## TASK DETAILS
Could you write out the records below exactly as they appear, leaving out any pictures?

○ ○ ○ ○ ○ ○ ○

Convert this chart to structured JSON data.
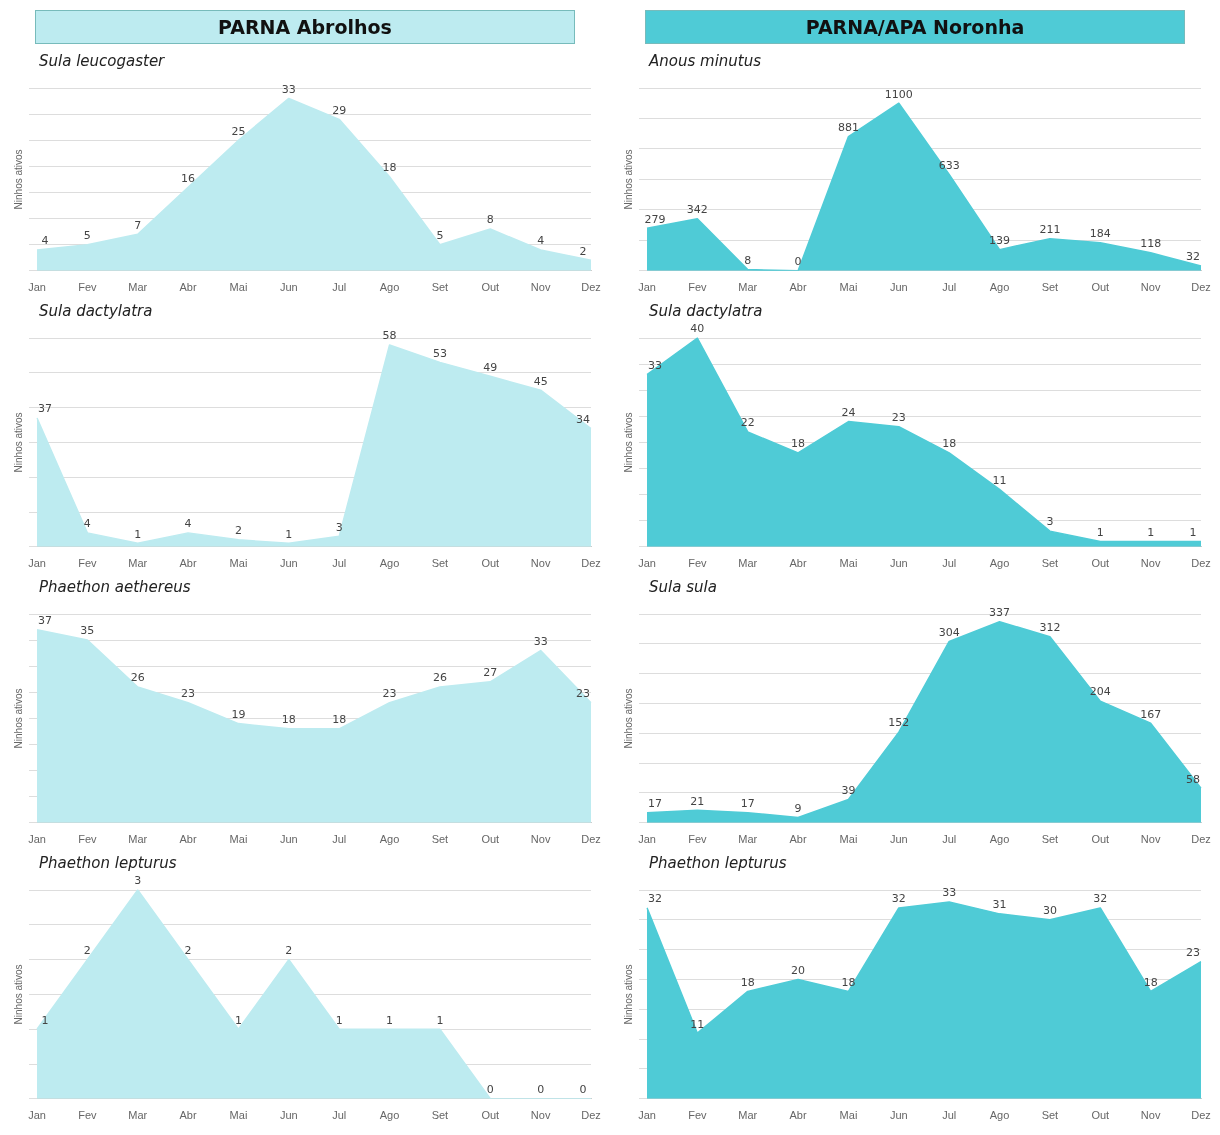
{
  "chart_data": [
    {
      "type": "area",
      "title": "PARNA Abrolhos",
      "subtitle": "Sula leucogaster",
      "ylabel": "Ninhos ativos",
      "categories": [
        "Jan",
        "Fev",
        "Mar",
        "Abr",
        "Mai",
        "Jun",
        "Jul",
        "Ago",
        "Set",
        "Out",
        "Nov",
        "Dez"
      ],
      "series": [
        {
          "color": "#bdebf0",
          "values": [
            4,
            5,
            7,
            16,
            25,
            33,
            29,
            18,
            5,
            8,
            4,
            2
          ]
        }
      ],
      "data_labels": true,
      "grid": "y",
      "tick_labels": "x"
    },
    {
      "type": "area",
      "title": "PARNA/APA Noronha",
      "subtitle": "Anous minutus",
      "ylabel": "Ninhos ativos",
      "categories": [
        "Jan",
        "Fev",
        "Mar",
        "Abr",
        "Mai",
        "Jun",
        "Jul",
        "Ago",
        "Set",
        "Out",
        "Nov",
        "Dez"
      ],
      "series": [
        {
          "color": "#4fcbd6",
          "values": [
            279,
            342,
            8,
            0,
            881,
            1100,
            633,
            139,
            211,
            184,
            118,
            32
          ]
        }
      ],
      "data_labels": true,
      "grid": "y",
      "tick_labels": "x"
    },
    {
      "type": "area",
      "title": "Sula dactylatra",
      "ylabel": "Ninhos ativos",
      "categories": [
        "Jan",
        "Fev",
        "Mar",
        "Abr",
        "Mai",
        "Jun",
        "Jul",
        "Ago",
        "Set",
        "Out",
        "Nov",
        "Dez"
      ],
      "series": [
        {
          "color": "#bdebf0",
          "values": [
            37,
            4,
            1,
            4,
            2,
            1,
            3,
            58,
            53,
            49,
            45,
            34
          ]
        }
      ],
      "data_labels": true,
      "grid": "y",
      "tick_labels": "x"
    },
    {
      "type": "area",
      "title": "Sula dactylatra",
      "ylabel": "Ninhos ativos",
      "categories": [
        "Jan",
        "Fev",
        "Mar",
        "Abr",
        "Mai",
        "Jun",
        "Jul",
        "Ago",
        "Set",
        "Out",
        "Nov",
        "Dez"
      ],
      "series": [
        {
          "color": "#4fcbd6",
          "values": [
            33,
            40,
            22,
            18,
            24,
            23,
            18,
            11,
            3,
            1,
            1,
            1
          ]
        }
      ],
      "data_labels": true,
      "grid": "y",
      "tick_labels": "x"
    },
    {
      "type": "area",
      "title": "Phaethon aethereus",
      "ylabel": "Ninhos ativos",
      "categories": [
        "Jan",
        "Fev",
        "Mar",
        "Abr",
        "Mai",
        "Jun",
        "Jul",
        "Ago",
        "Set",
        "Out",
        "Nov",
        "Dez"
      ],
      "series": [
        {
          "color": "#bdebf0",
          "values": [
            37,
            35,
            26,
            23,
            19,
            18,
            18,
            23,
            26,
            27,
            33,
            23
          ]
        }
      ],
      "data_labels": true,
      "grid": "y",
      "tick_labels": "x"
    },
    {
      "type": "area",
      "title": "Sula sula",
      "ylabel": "Ninhos ativos",
      "categories": [
        "Jan",
        "Fev",
        "Mar",
        "Abr",
        "Mai",
        "Jun",
        "Jul",
        "Ago",
        "Set",
        "Out",
        "Nov",
        "Dez"
      ],
      "series": [
        {
          "color": "#4fcbd6",
          "values": [
            17,
            21,
            17,
            9,
            39,
            152,
            304,
            337,
            312,
            204,
            167,
            58
          ]
        }
      ],
      "data_labels": true,
      "grid": "y",
      "tick_labels": "x"
    },
    {
      "type": "area",
      "title": "Phaethon lepturus",
      "ylabel": "Ninhos ativos",
      "categories": [
        "Jan",
        "Fev",
        "Mar",
        "Abr",
        "Mai",
        "Jun",
        "Jul",
        "Ago",
        "Set",
        "Out",
        "Nov",
        "Dez"
      ],
      "series": [
        {
          "color": "#bdebf0",
          "values": [
            1,
            2,
            3,
            2,
            1,
            2,
            1,
            1,
            1,
            0,
            0,
            0
          ]
        }
      ],
      "data_labels": true,
      "grid": "y",
      "tick_labels": "x"
    },
    {
      "type": "area",
      "title": "Phaethon lepturus",
      "ylabel": "Ninhos ativos",
      "categories": [
        "Jan",
        "Fev",
        "Mar",
        "Abr",
        "Mai",
        "Jun",
        "Jul",
        "Ago",
        "Set",
        "Out",
        "Nov",
        "Dez"
      ],
      "series": [
        {
          "color": "#4fcbd6",
          "values": [
            32,
            11,
            18,
            20,
            18,
            32,
            33,
            31,
            30,
            32,
            18,
            23
          ]
        }
      ],
      "data_labels": true,
      "grid": "y",
      "tick_labels": "x"
    }
  ]
}
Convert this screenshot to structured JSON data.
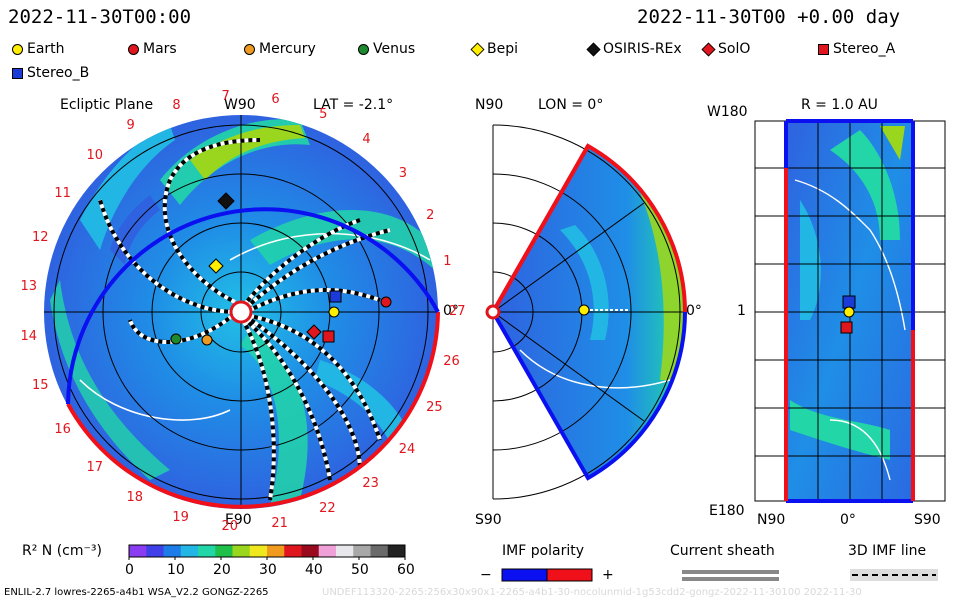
{
  "header": {
    "left_time": "2022-11-30T00:00",
    "right_time": "2022-11-30T00 +0.00 day"
  },
  "legend": [
    {
      "label": "Earth",
      "shape": "circle",
      "color": "#ffee00"
    },
    {
      "label": "Mars",
      "shape": "circle",
      "color": "#e0161e"
    },
    {
      "label": "Mercury",
      "shape": "circle",
      "color": "#ee9a22"
    },
    {
      "label": "Venus",
      "shape": "circle",
      "color": "#1e8a2e"
    },
    {
      "label": "Bepi",
      "shape": "diamond",
      "color": "#ffee00"
    },
    {
      "label": "OSIRIS-REx",
      "shape": "diamond",
      "color": "#111111"
    },
    {
      "label": "SolO",
      "shape": "diamond",
      "color": "#e0161e"
    },
    {
      "label": "Stereo_A",
      "shape": "square",
      "color": "#e0161e"
    },
    {
      "label": "Stereo_B",
      "shape": "square",
      "color": "#1b3bd8"
    }
  ],
  "panels": {
    "ecliptic": {
      "title": "Ecliptic Plane",
      "lat": "LAT = -2.1°",
      "top_label": "W90",
      "bottom_label": "E90",
      "right_label": "0°",
      "rotations": [
        "1",
        "2",
        "3",
        "4",
        "5",
        "6",
        "7",
        "8",
        "9",
        "10",
        "11",
        "12",
        "13",
        "14",
        "15",
        "16",
        "17",
        "18",
        "19",
        "20",
        "21",
        "22",
        "23",
        "24",
        "25",
        "26",
        "27"
      ]
    },
    "meridional": {
      "top_label": "N90",
      "lon": "LON = 0°",
      "bottom_label": "S90",
      "right_label": "0°"
    },
    "map": {
      "radius": "R = 1.0 AU",
      "top_left": "W180",
      "left_mid": "1",
      "bottom_left": "E180",
      "x_left": "N90",
      "x_mid": "0°",
      "x_right": "S90"
    }
  },
  "colorbar": {
    "label": "R² N (cm⁻³)",
    "ticks": [
      "0",
      "10",
      "20",
      "30",
      "40",
      "50",
      "60"
    ],
    "stops": [
      "#8a3cf0",
      "#4040e8",
      "#1d7ce8",
      "#22b6e4",
      "#22d6a8",
      "#1ec04a",
      "#9ad61e",
      "#f0e81e",
      "#f09a1e",
      "#e0161e",
      "#9a0a1e",
      "#f0a0d8",
      "#e8e8ec",
      "#a8a8a8",
      "#6a6a6a",
      "#222222"
    ]
  },
  "imf": {
    "title": "IMF polarity",
    "minus": "−",
    "plus": "+",
    "neg_color": "#0b10f0",
    "pos_color": "#f0101a"
  },
  "sheath": {
    "title": "Current sheath"
  },
  "imf3d": {
    "title": "3D IMF line"
  },
  "footer": {
    "left": "ENLIL-2.7 lowres-2265-a4b1 WSA_V2.2 GONGZ-2265",
    "right": "UNDEF113320-2265:256x30x90x1-2265-a4b1-30-nocolunmid-1g53cdd2-gongz-2022-11-30100   2022-11-30"
  }
}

○ ○ ○ ○ ○ ○ ○

## RESULT
Convert this chart to structured JSON data.
{
  "chart_data": [
    {
      "type": "area",
      "title": "PARNA Abrolhos",
      "subtitle": "Sula leucogaster",
      "ylabel": "Ninhos ativos",
      "categories": [
        "Jan",
        "Fev",
        "Mar",
        "Abr",
        "Mai",
        "Jun",
        "Jul",
        "Ago",
        "Set",
        "Out",
        "Nov",
        "Dez"
      ],
      "series": [
        {
          "color": "#bdebf0",
          "values": [
            4,
            5,
            7,
            16,
            25,
            33,
            29,
            18,
            5,
            8,
            4,
            2
          ]
        }
      ],
      "data_labels": true,
      "grid": "y",
      "tick_labels": "x"
    },
    {
      "type": "area",
      "title": "PARNA/APA Noronha",
      "subtitle": "Anous minutus",
      "ylabel": "Ninhos ativos",
      "categories": [
        "Jan",
        "Fev",
        "Mar",
        "Abr",
        "Mai",
        "Jun",
        "Jul",
        "Ago",
        "Set",
        "Out",
        "Nov",
        "Dez"
      ],
      "series": [
        {
          "color": "#4fcbd6",
          "values": [
            279,
            342,
            8,
            0,
            881,
            1100,
            633,
            139,
            211,
            184,
            118,
            32
          ]
        }
      ],
      "data_labels": true,
      "grid": "y",
      "tick_labels": "x"
    },
    {
      "type": "area",
      "title": "Sula dactylatra",
      "ylabel": "Ninhos ativos",
      "categories": [
        "Jan",
        "Fev",
        "Mar",
        "Abr",
        "Mai",
        "Jun",
        "Jul",
        "Ago",
        "Set",
        "Out",
        "Nov",
        "Dez"
      ],
      "series": [
        {
          "color": "#bdebf0",
          "values": [
            37,
            4,
            1,
            4,
            2,
            1,
            3,
            58,
            53,
            49,
            45,
            34
          ]
        }
      ],
      "data_labels": true,
      "grid": "y",
      "tick_labels": "x"
    },
    {
      "type": "area",
      "title": "Sula dactylatra",
      "ylabel": "Ninhos ativos",
      "categories": [
        "Jan",
        "Fev",
        "Mar",
        "Abr",
        "Mai",
        "Jun",
        "Jul",
        "Ago",
        "Set",
        "Out",
        "Nov",
        "Dez"
      ],
      "series": [
        {
          "color": "#4fcbd6",
          "values": [
            33,
            40,
            22,
            18,
            24,
            23,
            18,
            11,
            3,
            1,
            1,
            1
          ]
        }
      ],
      "data_labels": true,
      "grid": "y",
      "tick_labels": "x"
    },
    {
      "type": "area",
      "title": "Phaethon aethereus",
      "ylabel": "Ninhos ativos",
      "categories": [
        "Jan",
        "Fev",
        "Mar",
        "Abr",
        "Mai",
        "Jun",
        "Jul",
        "Ago",
        "Set",
        "Out",
        "Nov",
        "Dez"
      ],
      "series": [
        {
          "color": "#bdebf0",
          "values": [
            37,
            35,
            26,
            23,
            19,
            18,
            18,
            23,
            26,
            27,
            33,
            23
          ]
        }
      ],
      "data_labels": true,
      "grid": "y",
      "tick_labels": "x"
    },
    {
      "type": "area",
      "title": "Sula sula",
      "ylabel": "Ninhos ativos",
      "categories": [
        "Jan",
        "Fev",
        "Mar",
        "Abr",
        "Mai",
        "Jun",
        "Jul",
        "Ago",
        "Set",
        "Out",
        "Nov",
        "Dez"
      ],
      "series": [
        {
          "color": "#4fcbd6",
          "values": [
            17,
            21,
            17,
            9,
            39,
            152,
            304,
            337,
            312,
            204,
            167,
            58
          ]
        }
      ],
      "data_labels": true,
      "grid": "y",
      "tick_labels": "x"
    },
    {
      "type": "area",
      "title": "Phaethon lepturus",
      "ylabel": "Ninhos ativos",
      "categories": [
        "Jan",
        "Fev",
        "Mar",
        "Abr",
        "Mai",
        "Jun",
        "Jul",
        "Ago",
        "Set",
        "Out",
        "Nov",
        "Dez"
      ],
      "series": [
        {
          "color": "#bdebf0",
          "values": [
            1,
            2,
            3,
            2,
            1,
            2,
            1,
            1,
            1,
            0,
            0,
            0
          ]
        }
      ],
      "data_labels": true,
      "grid": "y",
      "tick_labels": "x"
    },
    {
      "type": "area",
      "title": "Phaethon lepturus",
      "ylabel": "Ninhos ativos",
      "categories": [
        "Jan",
        "Fev",
        "Mar",
        "Abr",
        "Mai",
        "Jun",
        "Jul",
        "Ago",
        "Set",
        "Out",
        "Nov",
        "Dez"
      ],
      "series": [
        {
          "color": "#4fcbd6",
          "values": [
            32,
            11,
            18,
            20,
            18,
            32,
            33,
            31,
            30,
            32,
            18,
            23
          ]
        }
      ],
      "data_labels": true,
      "grid": "y",
      "tick_labels": "x"
    }
  ]
}
Convert this screenshot to structured JSON data.
{
  "header": {
    "left_time": "2022-11-30T00:00",
    "right_time": "2022-11-30T00 +0.00 day"
  },
  "legend": [
    {
      "label": "Earth",
      "shape": "circle",
      "color": "#ffee00"
    },
    {
      "label": "Mars",
      "shape": "circle",
      "color": "#e0161e"
    },
    {
      "label": "Mercury",
      "shape": "circle",
      "color": "#ee9a22"
    },
    {
      "label": "Venus",
      "shape": "circle",
      "color": "#1e8a2e"
    },
    {
      "label": "Bepi",
      "shape": "diamond",
      "color": "#ffee00"
    },
    {
      "label": "OSIRIS-REx",
      "shape": "diamond",
      "color": "#111111"
    },
    {
      "label": "SolO",
      "shape": "diamond",
      "color": "#e0161e"
    },
    {
      "label": "Stereo_A",
      "shape": "square",
      "color": "#e0161e"
    },
    {
      "label": "Stereo_B",
      "shape": "square",
      "color": "#1b3bd8"
    }
  ],
  "panels": {
    "ecliptic": {
      "title": "Ecliptic Plane",
      "lat": "LAT = -2.1°",
      "top_label": "W90",
      "bottom_label": "E90",
      "right_label": "0°",
      "rotations": [
        "1",
        "2",
        "3",
        "4",
        "5",
        "6",
        "7",
        "8",
        "9",
        "10",
        "11",
        "12",
        "13",
        "14",
        "15",
        "16",
        "17",
        "18",
        "19",
        "20",
        "21",
        "22",
        "23",
        "24",
        "25",
        "26",
        "27"
      ]
    },
    "meridional": {
      "top_label": "N90",
      "lon": "LON = 0°",
      "bottom_label": "S90",
      "right_label": "0°"
    },
    "map": {
      "radius": "R = 1.0 AU",
      "top_left": "W180",
      "left_mid": "1",
      "bottom_left": "E180",
      "x_left": "N90",
      "x_mid": "0°",
      "x_right": "S90"
    }
  },
  "colorbar": {
    "label": "R² N (cm⁻³)",
    "ticks": [
      "0",
      "10",
      "20",
      "30",
      "40",
      "50",
      "60"
    ],
    "stops": [
      "#8a3cf0",
      "#4040e8",
      "#1d7ce8",
      "#22b6e4",
      "#22d6a8",
      "#1ec04a",
      "#9ad61e",
      "#f0e81e",
      "#f09a1e",
      "#e0161e",
      "#9a0a1e",
      "#f0a0d8",
      "#e8e8ec",
      "#a8a8a8",
      "#6a6a6a",
      "#222222"
    ]
  },
  "imf": {
    "title": "IMF polarity",
    "minus": "−",
    "plus": "+",
    "neg_color": "#0b10f0",
    "pos_color": "#f0101a"
  },
  "sheath": {
    "title": "Current sheath"
  },
  "imf3d": {
    "title": "3D IMF line"
  },
  "footer": {
    "left": "ENLIL-2.7 lowres-2265-a4b1 WSA_V2.2 GONGZ-2265",
    "right": "UNDEF113320-2265:256x30x90x1-2265-a4b1-30-nocolunmid-1g53cdd2-gongz-2022-11-30100   2022-11-30"
  }
}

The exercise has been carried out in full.